◆ Work task A
In the diary entry about a Sunday morning, what drink does the writer order at Starbucks?
◆ Work task B
Continue the diary entry about a Sunday morning from its last sentence.

━━━━━ Reading passage ━━━━━

I woke up at 5:30 am today, no more lie ins for me- not that I didn't try to get a bit more sleep, but I just feel so unwell, I know I need rest but I just cant get comfortable, my tummy is giving me so much grief. Instead of sleeping, I look at the Zara sale and end up spending £120 in the sale- whoops- I have spent it on work stuff so it is stuff I need, but it will leave me a bit short this week, although to be honest I got a decent amount of stuff and saved a fortune based on original prices so I'm not too devastated, its money, it'll be back in my account on Friday it's not the end of the world, just feels a bit strange to have spent that much money before 7am on a Sunday. I managed to get a couple of loads of laundry done before I needed to leave the house this morning and made myself a packed lunch for work. After getting ready, today is a no makeup day for the record, I get out of the door at around 10:30 (old habits die hard, I'm procrastinating again, at least with good reason, I feel absolutely awful at the moment).

I walk to the station, the bus is too much noise and too hot, once I get there I realise my train isn’t for another 26 minutes! I forgot it was Sunday today, this calls for ANOTHER Starbucks, it's probably going to make me feel worse but at least it will make me smile. I wander back to the station after getting the usual order Caramel Frappe with 2 shots of coffee, no cream. I have a bit of time to spare before my train gets here, so I open the parcel I received in the post yesterday from Birchbox, my auntie very kindly gifted me with a 3 month subscription. I was so pleased because I have wanted to try one of these beauty subscriptions for ages and I haven’t been able to choose which company I want to set it up with, there are just so many, so at least I can test the waters for these next few months. I am pleasantly surprised; I actually got some really great products and quite high end too, Rituals, Caudalie, John Frieda, Nails Inc and Millie Mackintosh. I can’t wait to test all these products out and do some product reviews for you guys!

━━━━━ Dataset ━━━━━

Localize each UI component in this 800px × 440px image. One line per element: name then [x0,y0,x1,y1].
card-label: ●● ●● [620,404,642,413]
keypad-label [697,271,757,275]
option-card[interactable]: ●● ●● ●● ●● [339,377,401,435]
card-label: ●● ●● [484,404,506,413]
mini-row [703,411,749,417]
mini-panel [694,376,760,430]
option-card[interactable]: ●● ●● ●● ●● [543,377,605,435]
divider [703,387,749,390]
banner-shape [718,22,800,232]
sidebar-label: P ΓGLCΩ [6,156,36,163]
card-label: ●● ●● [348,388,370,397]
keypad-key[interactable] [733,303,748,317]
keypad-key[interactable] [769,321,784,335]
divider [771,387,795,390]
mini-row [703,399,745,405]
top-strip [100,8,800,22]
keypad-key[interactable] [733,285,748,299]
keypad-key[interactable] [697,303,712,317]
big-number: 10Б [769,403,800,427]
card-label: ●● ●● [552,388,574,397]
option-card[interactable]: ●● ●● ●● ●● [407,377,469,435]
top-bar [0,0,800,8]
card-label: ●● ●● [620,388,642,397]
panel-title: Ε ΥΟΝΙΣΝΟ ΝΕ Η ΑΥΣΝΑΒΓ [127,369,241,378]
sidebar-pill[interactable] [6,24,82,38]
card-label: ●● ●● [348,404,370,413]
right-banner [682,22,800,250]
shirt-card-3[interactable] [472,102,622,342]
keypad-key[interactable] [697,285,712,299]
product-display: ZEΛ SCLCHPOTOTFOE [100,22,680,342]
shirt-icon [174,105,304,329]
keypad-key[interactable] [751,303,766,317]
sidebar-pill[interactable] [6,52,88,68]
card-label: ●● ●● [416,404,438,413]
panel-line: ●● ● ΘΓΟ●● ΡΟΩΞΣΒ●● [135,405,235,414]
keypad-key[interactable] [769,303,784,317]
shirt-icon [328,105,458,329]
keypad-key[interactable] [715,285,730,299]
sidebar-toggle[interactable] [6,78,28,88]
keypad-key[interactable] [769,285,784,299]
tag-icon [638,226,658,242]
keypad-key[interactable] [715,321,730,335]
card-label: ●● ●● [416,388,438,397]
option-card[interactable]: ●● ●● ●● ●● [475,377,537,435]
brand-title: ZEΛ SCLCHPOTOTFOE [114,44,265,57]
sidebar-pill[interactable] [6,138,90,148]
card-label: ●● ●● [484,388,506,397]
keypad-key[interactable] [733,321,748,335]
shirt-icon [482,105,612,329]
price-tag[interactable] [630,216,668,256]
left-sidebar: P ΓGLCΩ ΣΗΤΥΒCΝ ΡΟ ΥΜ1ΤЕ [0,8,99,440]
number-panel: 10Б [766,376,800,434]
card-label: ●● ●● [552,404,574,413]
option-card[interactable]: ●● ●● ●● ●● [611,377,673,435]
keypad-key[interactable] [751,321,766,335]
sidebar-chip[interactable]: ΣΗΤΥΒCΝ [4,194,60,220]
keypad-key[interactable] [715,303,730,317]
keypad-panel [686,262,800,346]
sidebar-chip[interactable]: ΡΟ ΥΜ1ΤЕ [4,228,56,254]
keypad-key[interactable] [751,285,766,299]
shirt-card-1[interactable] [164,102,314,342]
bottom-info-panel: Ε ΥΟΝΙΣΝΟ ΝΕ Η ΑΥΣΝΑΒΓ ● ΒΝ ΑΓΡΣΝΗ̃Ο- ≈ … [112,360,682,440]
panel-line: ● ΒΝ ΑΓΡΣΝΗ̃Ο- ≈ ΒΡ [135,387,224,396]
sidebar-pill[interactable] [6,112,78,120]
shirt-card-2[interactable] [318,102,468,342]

━━━━━

◆ Written reply A
A Caramel Frappe with 2 shots of coffee and no cream.

◆ Written reply B
I board my train to work and try and keep my cool, I feel jittery and like I'm either going to vomit or my arsehole is going to explode (sorry for the imagery, but I always keep it real) I am really starting to think I might have a tummy bug, quite a few people at work have done and have had similar symptoms but I'm so annoyed about it! I am supposed to go to Portsmouth later this week and I was really looking forward to it and I don’t want to miss out but at the moment I'm really not feeling up to it. Once I arrive at the office, I cannot stop sweating my God, I feel like I've just done a 2 hour workout, my body feels like it is overheating, I feel like I need to go home, but it's quiet today so I'm going to try my hardest to sit this out.  

I manage to survive about 3.5 hours of work before I feel like I have to leave, there is no air in the office, no windows that are opened, I feel like I'm going to pass out my hands are quivering, I'm sweating profusely and I feel like I'm going to be sick any minute. I speak to one of the managers and ask if I can leave early today because I have training tomorrow which I absolutely cannot miss and I need to start feeling remotely normal. She lets me leave early and Aaron picks me up to make sure I make it home safely, because I am feeling quite faint, the heat outside is definitely not helping although it is absolutely beautiful out today, I just wish I could actually appreciate it. The rest of the evening was a bit of a blur, most of the evening was spent trying to eat something and trying to rest, both tasks seemed impossible, every time food got near me the smell would make me feel sick, every time I tried to sleep my stomach would seize up in cramps and pain. Eventually I managed to get some sleep.